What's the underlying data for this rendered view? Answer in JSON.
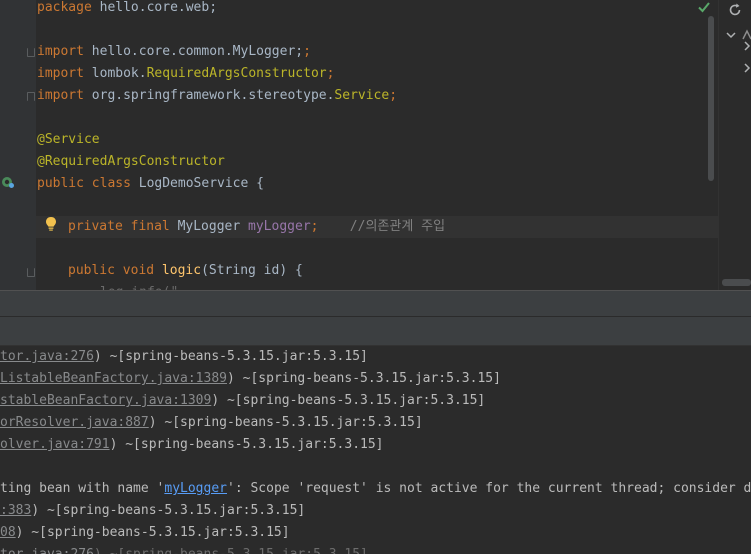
{
  "editor": {
    "lines": {
      "l1": {
        "kw": "package",
        "rest": " hello.core.web;"
      },
      "l3": {
        "kw": "import",
        "rest": " hello.core.common.MyLogger;"
      },
      "l4": {
        "kw": "import",
        "mid": " lombok.",
        "cls": "RequiredArgsConstructor",
        "semi": ";"
      },
      "l5": {
        "kw": "import",
        "mid": " org.springframework.stereotype.",
        "cls": "Service",
        "semi": ";"
      },
      "l7": {
        "ann": "@Service"
      },
      "l8": {
        "ann": "@RequiredArgsConstructor"
      },
      "l9": {
        "kw": "public class",
        "rest": " LogDemoService {"
      },
      "l11": {
        "kw": "private final",
        "type": " MyLogger ",
        "fld": "myLogger",
        "semi": ";",
        "comment": "//의존관계 주입"
      },
      "l13": {
        "kw": "public void",
        "fn": "logic",
        "rest": "(String id) {"
      }
    }
  },
  "console": {
    "lines": [
      {
        "link": "tor.java:276",
        "rest": ") ~[spring-beans-5.3.15.jar:5.3.15]"
      },
      {
        "link": "ListableBeanFactory.java:1389",
        "rest": ") ~[spring-beans-5.3.15.jar:5.3.15]"
      },
      {
        "link": "stableBeanFactory.java:1309",
        "rest": ") ~[spring-beans-5.3.15.jar:5.3.15]"
      },
      {
        "link": "orResolver.java:887",
        "rest": ") ~[spring-beans-5.3.15.jar:5.3.15]"
      },
      {
        "link": "olver.java:791",
        "rest": ") ~[spring-beans-5.3.15.jar:5.3.15]"
      }
    ],
    "error": {
      "pre": "ting bean with name '",
      "link": "myLogger",
      "post": "': Scope 'request' is not active for the current thread; consider de"
    },
    "after": [
      {
        "link": ":383",
        "rest": ") ~[spring-beans-5.3.15.jar:5.3.15]"
      },
      {
        "link": "08",
        "rest": ") ~[spring-beans-5.3.15.jar:5.3.15]"
      }
    ]
  },
  "icons": {
    "check": "check-icon",
    "refresh": "refresh-icon",
    "bean": "spring-bean-icon",
    "bulb": "lightbulb-icon"
  },
  "colors": {
    "keyword": "#cc7832",
    "annotation": "#bbb529",
    "field": "#9876aa",
    "method": "#ffc66d",
    "comment": "#808080",
    "text": "#a9b7c6",
    "link": "#589df6"
  }
}
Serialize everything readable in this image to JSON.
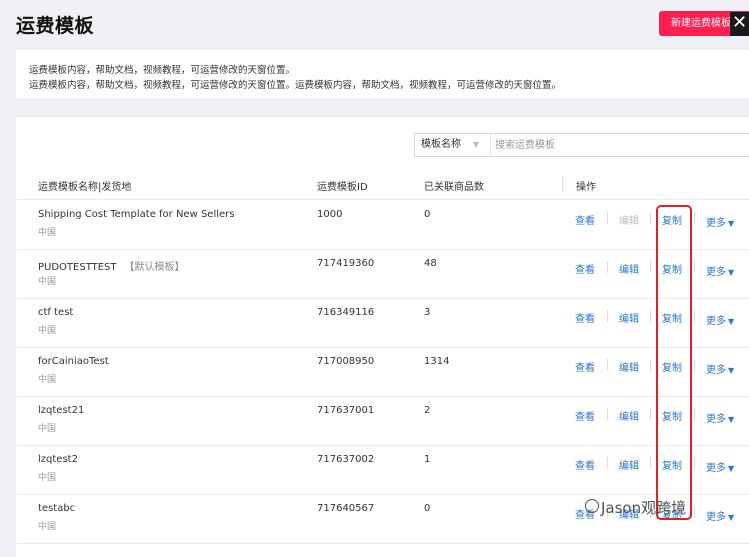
{
  "header": {
    "title": "运费模板",
    "new_button_label": "新建运费模板",
    "close_glyph": "✕"
  },
  "notice": {
    "line1": "运费模板内容，帮助文档，视频教程，可运营修改的天窗位置。",
    "line2": "运费模板内容，帮助文档，视频教程，可运营修改的天窗位置。运费模板内容，帮助文档，视频教程，可运营修改的天窗位置。"
  },
  "search": {
    "select_value": "模板名称",
    "placeholder": "搜索运费模板"
  },
  "table": {
    "columns": [
      "运费模板名称|发货地",
      "运费模板ID",
      "已关联商品数",
      "操作"
    ],
    "rows": [
      {
        "name": "Shipping Cost Template for New Sellers",
        "tag": "",
        "location": "中国",
        "id": "1000",
        "count": "0",
        "view": "查看",
        "edit": "编辑",
        "edit_disabled": true,
        "copy": "复制",
        "more": "更多"
      },
      {
        "name": "PUDOTESTTEST",
        "tag": "【默认模板】",
        "location": "中国",
        "id": "717419360",
        "count": "48",
        "view": "查看",
        "edit": "编辑",
        "edit_disabled": false,
        "copy": "复制",
        "more": "更多"
      },
      {
        "name": "ctf test",
        "tag": "",
        "location": "中国",
        "id": "716349116",
        "count": "3",
        "view": "查看",
        "edit": "编辑",
        "edit_disabled": false,
        "copy": "复制",
        "more": "更多"
      },
      {
        "name": "forCainiaoTest",
        "tag": "",
        "location": "中国",
        "id": "717008950",
        "count": "1314",
        "view": "查看",
        "edit": "编辑",
        "edit_disabled": false,
        "copy": "复制",
        "more": "更多"
      },
      {
        "name": "lzqtest21",
        "tag": "",
        "location": "中国",
        "id": "717637001",
        "count": "2",
        "view": "查看",
        "edit": "编辑",
        "edit_disabled": false,
        "copy": "复制",
        "more": "更多"
      },
      {
        "name": "lzqtest2",
        "tag": "",
        "location": "中国",
        "id": "717637002",
        "count": "1",
        "view": "查看",
        "edit": "编辑",
        "edit_disabled": false,
        "copy": "复制",
        "more": "更多"
      },
      {
        "name": "testabc",
        "tag": "",
        "location": "中国",
        "id": "717640567",
        "count": "0",
        "view": "查看",
        "edit": "编辑",
        "edit_disabled": false,
        "copy": "复制",
        "more": "更多"
      }
    ]
  },
  "watermark": {
    "text": "Jason观跨境"
  },
  "colors": {
    "accent": "#ff1f4f",
    "link": "#2d75d8",
    "highlight_box": "#e0202a"
  }
}
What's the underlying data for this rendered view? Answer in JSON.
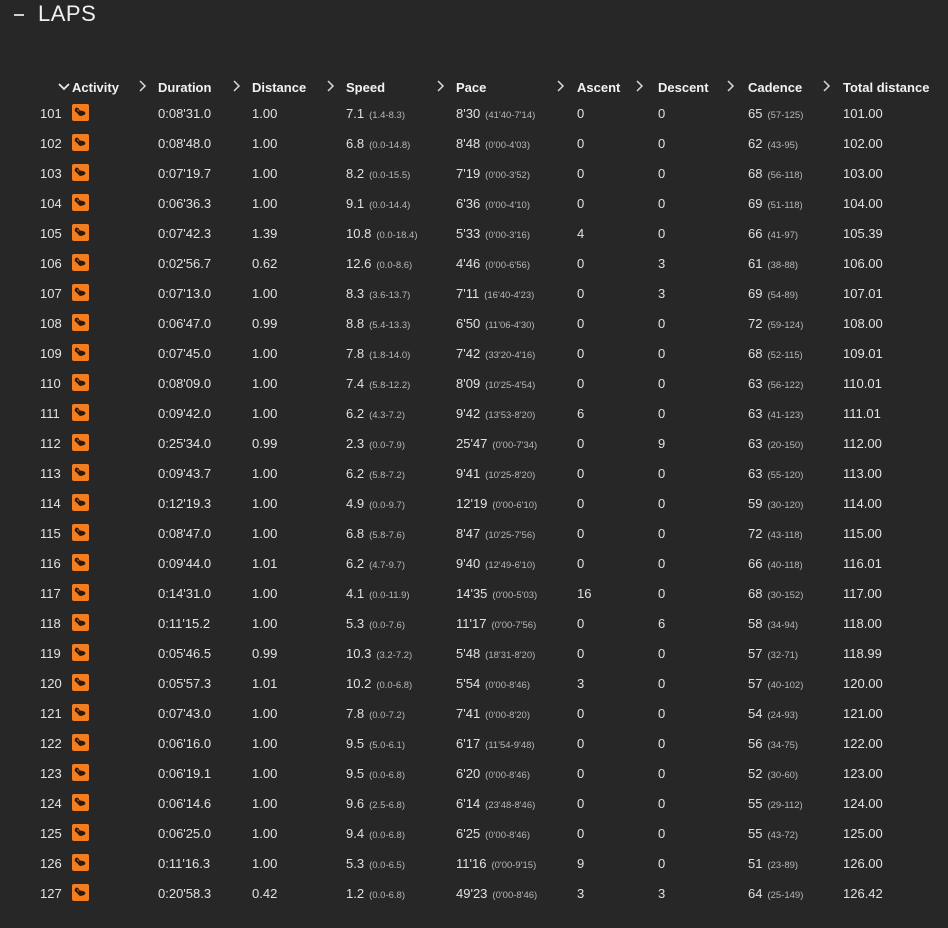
{
  "header": {
    "title": "LAPS"
  },
  "columns": [
    "Activity",
    "Duration",
    "Distance",
    "Speed",
    "Pace",
    "Ascent",
    "Descent",
    "Cadence",
    "Total distance"
  ],
  "laps": [
    {
      "n": "101",
      "dur": "0:08'31.0",
      "dist": "1.00",
      "spd": "7.1",
      "spd_r": "(1.4-8.3)",
      "pace": "8'30",
      "pace_r": "(41'40-7'14)",
      "asc": "0",
      "desc": "0",
      "cad": "65",
      "cad_r": "(57-125)",
      "tot": "101.00"
    },
    {
      "n": "102",
      "dur": "0:08'48.0",
      "dist": "1.00",
      "spd": "6.8",
      "spd_r": "(0.0-14.8)",
      "pace": "8'48",
      "pace_r": "(0'00-4'03)",
      "asc": "0",
      "desc": "0",
      "cad": "62",
      "cad_r": "(43-95)",
      "tot": "102.00"
    },
    {
      "n": "103",
      "dur": "0:07'19.7",
      "dist": "1.00",
      "spd": "8.2",
      "spd_r": "(0.0-15.5)",
      "pace": "7'19",
      "pace_r": "(0'00-3'52)",
      "asc": "0",
      "desc": "0",
      "cad": "68",
      "cad_r": "(56-118)",
      "tot": "103.00"
    },
    {
      "n": "104",
      "dur": "0:06'36.3",
      "dist": "1.00",
      "spd": "9.1",
      "spd_r": "(0.0-14.4)",
      "pace": "6'36",
      "pace_r": "(0'00-4'10)",
      "asc": "0",
      "desc": "0",
      "cad": "69",
      "cad_r": "(51-118)",
      "tot": "104.00"
    },
    {
      "n": "105",
      "dur": "0:07'42.3",
      "dist": "1.39",
      "spd": "10.8",
      "spd_r": "(0.0-18.4)",
      "pace": "5'33",
      "pace_r": "(0'00-3'16)",
      "asc": "4",
      "desc": "0",
      "cad": "66",
      "cad_r": "(41-97)",
      "tot": "105.39"
    },
    {
      "n": "106",
      "dur": "0:02'56.7",
      "dist": "0.62",
      "spd": "12.6",
      "spd_r": "(0.0-8.6)",
      "pace": "4'46",
      "pace_r": "(0'00-6'56)",
      "asc": "0",
      "desc": "3",
      "cad": "61",
      "cad_r": "(38-88)",
      "tot": "106.00"
    },
    {
      "n": "107",
      "dur": "0:07'13.0",
      "dist": "1.00",
      "spd": "8.3",
      "spd_r": "(3.6-13.7)",
      "pace": "7'11",
      "pace_r": "(16'40-4'23)",
      "asc": "0",
      "desc": "3",
      "cad": "69",
      "cad_r": "(54-89)",
      "tot": "107.01"
    },
    {
      "n": "108",
      "dur": "0:06'47.0",
      "dist": "0.99",
      "spd": "8.8",
      "spd_r": "(5.4-13.3)",
      "pace": "6'50",
      "pace_r": "(11'06-4'30)",
      "asc": "0",
      "desc": "0",
      "cad": "72",
      "cad_r": "(59-124)",
      "tot": "108.00"
    },
    {
      "n": "109",
      "dur": "0:07'45.0",
      "dist": "1.00",
      "spd": "7.8",
      "spd_r": "(1.8-14.0)",
      "pace": "7'42",
      "pace_r": "(33'20-4'16)",
      "asc": "0",
      "desc": "0",
      "cad": "68",
      "cad_r": "(52-115)",
      "tot": "109.01"
    },
    {
      "n": "110",
      "dur": "0:08'09.0",
      "dist": "1.00",
      "spd": "7.4",
      "spd_r": "(5.8-12.2)",
      "pace": "8'09",
      "pace_r": "(10'25-4'54)",
      "asc": "0",
      "desc": "0",
      "cad": "63",
      "cad_r": "(56-122)",
      "tot": "110.01"
    },
    {
      "n": "111",
      "dur": "0:09'42.0",
      "dist": "1.00",
      "spd": "6.2",
      "spd_r": "(4.3-7.2)",
      "pace": "9'42",
      "pace_r": "(13'53-8'20)",
      "asc": "6",
      "desc": "0",
      "cad": "63",
      "cad_r": "(41-123)",
      "tot": "111.01"
    },
    {
      "n": "112",
      "dur": "0:25'34.0",
      "dist": "0.99",
      "spd": "2.3",
      "spd_r": "(0.0-7.9)",
      "pace": "25'47",
      "pace_r": "(0'00-7'34)",
      "asc": "0",
      "desc": "9",
      "cad": "63",
      "cad_r": "(20-150)",
      "tot": "112.00"
    },
    {
      "n": "113",
      "dur": "0:09'43.7",
      "dist": "1.00",
      "spd": "6.2",
      "spd_r": "(5.8-7.2)",
      "pace": "9'41",
      "pace_r": "(10'25-8'20)",
      "asc": "0",
      "desc": "0",
      "cad": "63",
      "cad_r": "(55-120)",
      "tot": "113.00"
    },
    {
      "n": "114",
      "dur": "0:12'19.3",
      "dist": "1.00",
      "spd": "4.9",
      "spd_r": "(0.0-9.7)",
      "pace": "12'19",
      "pace_r": "(0'00-6'10)",
      "asc": "0",
      "desc": "0",
      "cad": "59",
      "cad_r": "(30-120)",
      "tot": "114.00"
    },
    {
      "n": "115",
      "dur": "0:08'47.0",
      "dist": "1.00",
      "spd": "6.8",
      "spd_r": "(5.8-7.6)",
      "pace": "8'47",
      "pace_r": "(10'25-7'56)",
      "asc": "0",
      "desc": "0",
      "cad": "72",
      "cad_r": "(43-118)",
      "tot": "115.00"
    },
    {
      "n": "116",
      "dur": "0:09'44.0",
      "dist": "1.01",
      "spd": "6.2",
      "spd_r": "(4.7-9.7)",
      "pace": "9'40",
      "pace_r": "(12'49-6'10)",
      "asc": "0",
      "desc": "0",
      "cad": "66",
      "cad_r": "(40-118)",
      "tot": "116.01"
    },
    {
      "n": "117",
      "dur": "0:14'31.0",
      "dist": "1.00",
      "spd": "4.1",
      "spd_r": "(0.0-11.9)",
      "pace": "14'35",
      "pace_r": "(0'00-5'03)",
      "asc": "16",
      "desc": "0",
      "cad": "68",
      "cad_r": "(30-152)",
      "tot": "117.00"
    },
    {
      "n": "118",
      "dur": "0:11'15.2",
      "dist": "1.00",
      "spd": "5.3",
      "spd_r": "(0.0-7.6)",
      "pace": "11'17",
      "pace_r": "(0'00-7'56)",
      "asc": "0",
      "desc": "6",
      "cad": "58",
      "cad_r": "(34-94)",
      "tot": "118.00"
    },
    {
      "n": "119",
      "dur": "0:05'46.5",
      "dist": "0.99",
      "spd": "10.3",
      "spd_r": "(3.2-7.2)",
      "pace": "5'48",
      "pace_r": "(18'31-8'20)",
      "asc": "0",
      "desc": "0",
      "cad": "57",
      "cad_r": "(32-71)",
      "tot": "118.99"
    },
    {
      "n": "120",
      "dur": "0:05'57.3",
      "dist": "1.01",
      "spd": "10.2",
      "spd_r": "(0.0-6.8)",
      "pace": "5'54",
      "pace_r": "(0'00-8'46)",
      "asc": "3",
      "desc": "0",
      "cad": "57",
      "cad_r": "(40-102)",
      "tot": "120.00"
    },
    {
      "n": "121",
      "dur": "0:07'43.0",
      "dist": "1.00",
      "spd": "7.8",
      "spd_r": "(0.0-7.2)",
      "pace": "7'41",
      "pace_r": "(0'00-8'20)",
      "asc": "0",
      "desc": "0",
      "cad": "54",
      "cad_r": "(24-93)",
      "tot": "121.00"
    },
    {
      "n": "122",
      "dur": "0:06'16.0",
      "dist": "1.00",
      "spd": "9.5",
      "spd_r": "(5.0-6.1)",
      "pace": "6'17",
      "pace_r": "(11'54-9'48)",
      "asc": "0",
      "desc": "0",
      "cad": "56",
      "cad_r": "(34-75)",
      "tot": "122.00"
    },
    {
      "n": "123",
      "dur": "0:06'19.1",
      "dist": "1.00",
      "spd": "9.5",
      "spd_r": "(0.0-6.8)",
      "pace": "6'20",
      "pace_r": "(0'00-8'46)",
      "asc": "0",
      "desc": "0",
      "cad": "52",
      "cad_r": "(30-60)",
      "tot": "123.00"
    },
    {
      "n": "124",
      "dur": "0:06'14.6",
      "dist": "1.00",
      "spd": "9.6",
      "spd_r": "(2.5-6.8)",
      "pace": "6'14",
      "pace_r": "(23'48-8'46)",
      "asc": "0",
      "desc": "0",
      "cad": "55",
      "cad_r": "(29-112)",
      "tot": "124.00"
    },
    {
      "n": "125",
      "dur": "0:06'25.0",
      "dist": "1.00",
      "spd": "9.4",
      "spd_r": "(0.0-6.8)",
      "pace": "6'25",
      "pace_r": "(0'00-8'46)",
      "asc": "0",
      "desc": "0",
      "cad": "55",
      "cad_r": "(43-72)",
      "tot": "125.00"
    },
    {
      "n": "126",
      "dur": "0:11'16.3",
      "dist": "1.00",
      "spd": "5.3",
      "spd_r": "(0.0-6.5)",
      "pace": "11'16",
      "pace_r": "(0'00-9'15)",
      "asc": "9",
      "desc": "0",
      "cad": "51",
      "cad_r": "(23-89)",
      "tot": "126.00"
    },
    {
      "n": "127",
      "dur": "0:20'58.3",
      "dist": "0.42",
      "spd": "1.2",
      "spd_r": "(0.0-6.8)",
      "pace": "49'23",
      "pace_r": "(0'00-8'46)",
      "asc": "3",
      "desc": "3",
      "cad": "64",
      "cad_r": "(25-149)",
      "tot": "126.42"
    }
  ],
  "icons": {
    "activity": "running-shoe-icon",
    "expand": "chevron-down-icon",
    "column_menu": "chevron-right-icon"
  },
  "colors": {
    "accent": "#f47d20",
    "background": "#272727"
  }
}
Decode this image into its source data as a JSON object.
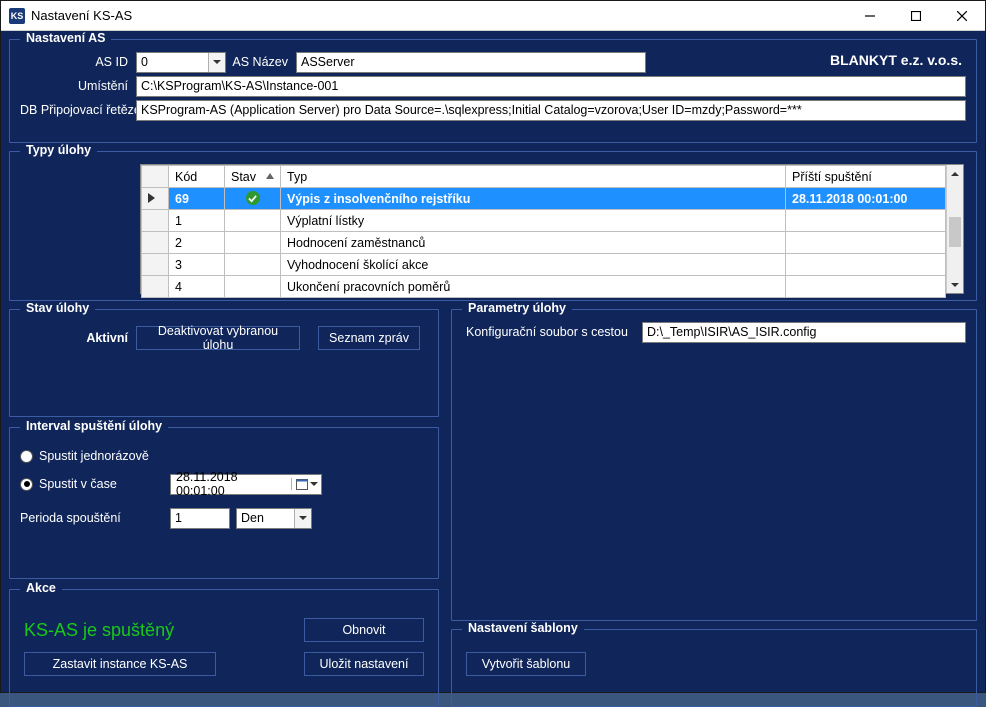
{
  "window": {
    "title": "Nastavení KS-AS"
  },
  "as": {
    "group_title": "Nastavení AS",
    "id_label": "AS ID",
    "id_value": "0",
    "name_label": "AS Název",
    "name_value": "ASServer",
    "company": "BLANKYT e.z. v.o.s.",
    "location_label": "Umístění",
    "location_value": "C:\\KSProgram\\KS-AS\\Instance-001",
    "db_label": "DB Připojovací řetězec",
    "db_value": "KSProgram-AS (Application Server) pro Data Source=.\\sqlexpress;Initial Catalog=vzorova;User ID=mzdy;Password=***"
  },
  "types": {
    "group_title": "Typy úlohy",
    "col_kod": "Kód",
    "col_stav": "Stav",
    "col_typ": "Typ",
    "col_next": "Příští spuštění",
    "rows": [
      {
        "kod": "69",
        "typ": "Výpis z insolvenčního rejstříku",
        "next": "28.11.2018  00:01:00",
        "sel": true,
        "ok": true
      },
      {
        "kod": "1",
        "typ": "Výplatní lístky",
        "next": ""
      },
      {
        "kod": "2",
        "typ": "Hodnocení zaměstnanců",
        "next": ""
      },
      {
        "kod": "3",
        "typ": "Vyhodnocení školící akce",
        "next": ""
      },
      {
        "kod": "4",
        "typ": "Ukončení pracovních poměrů",
        "next": ""
      }
    ]
  },
  "status": {
    "group_title": "Stav úlohy",
    "active_label": "Aktivní",
    "deactivate_btn": "Deaktivovat vybranou úlohu",
    "messages_btn": "Seznam zpráv"
  },
  "interval": {
    "group_title": "Interval spuštění úlohy",
    "once_label": "Spustit jednorázově",
    "at_time_label": "Spustit v čase",
    "datetime_value": "28.11.2018 00:01:00",
    "period_label": "Perioda spouštění",
    "period_value": "1",
    "period_unit": "Den"
  },
  "actions": {
    "group_title": "Akce",
    "running_text": "KS-AS je spuštěný",
    "refresh_btn": "Obnovit",
    "stop_btn": "Zastavit instance KS-AS",
    "save_btn": "Uložit nastavení"
  },
  "params": {
    "group_title": "Parametry úlohy",
    "config_label": "Konfigurační soubor s cestou",
    "config_value": "D:\\_Temp\\ISIR\\AS_ISIR.config"
  },
  "template": {
    "group_title": "Nastavení šablony",
    "create_btn": "Vytvořit šablonu"
  }
}
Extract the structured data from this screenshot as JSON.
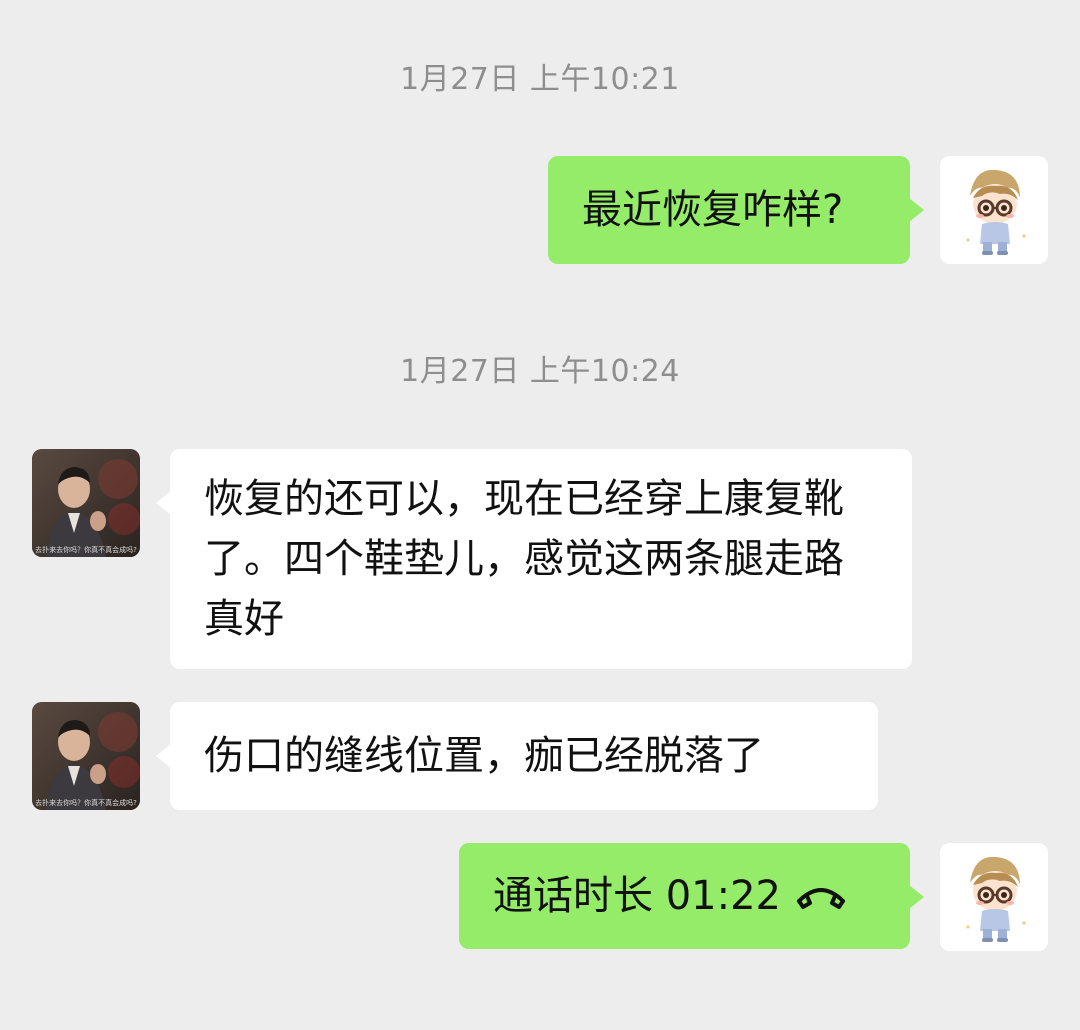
{
  "messages": [
    {
      "time": "1月27日 上午10:21"
    },
    {
      "sender": "me",
      "text": "最近恢复咋样?"
    },
    {
      "time": "1月27日 上午10:24"
    },
    {
      "sender": "other",
      "text": "恢复的还可以，现在已经穿上康复靴了。四个鞋垫儿，感觉这两条腿走路真好"
    },
    {
      "sender": "other",
      "text": "伤口的缝线位置，痂已经脱落了"
    },
    {
      "sender": "me",
      "call_label": "通话时长 01:22",
      "icon": "hangup-phone-icon"
    }
  ],
  "avatars": {
    "me": {
      "icon": "cartoon-boy-avatar"
    },
    "other": {
      "icon": "man-photo-avatar",
      "caption": "去扑来去你吗？你真不真会成吗?"
    }
  },
  "colors": {
    "background": "#ededed",
    "outgoing_bubble": "#95ec69",
    "incoming_bubble": "#ffffff",
    "timestamp_text": "#8e8e8e"
  }
}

• **Your task**: Give only the number of lines in the material above that hold the word "运费模板内容".

• **Exercise response**: 2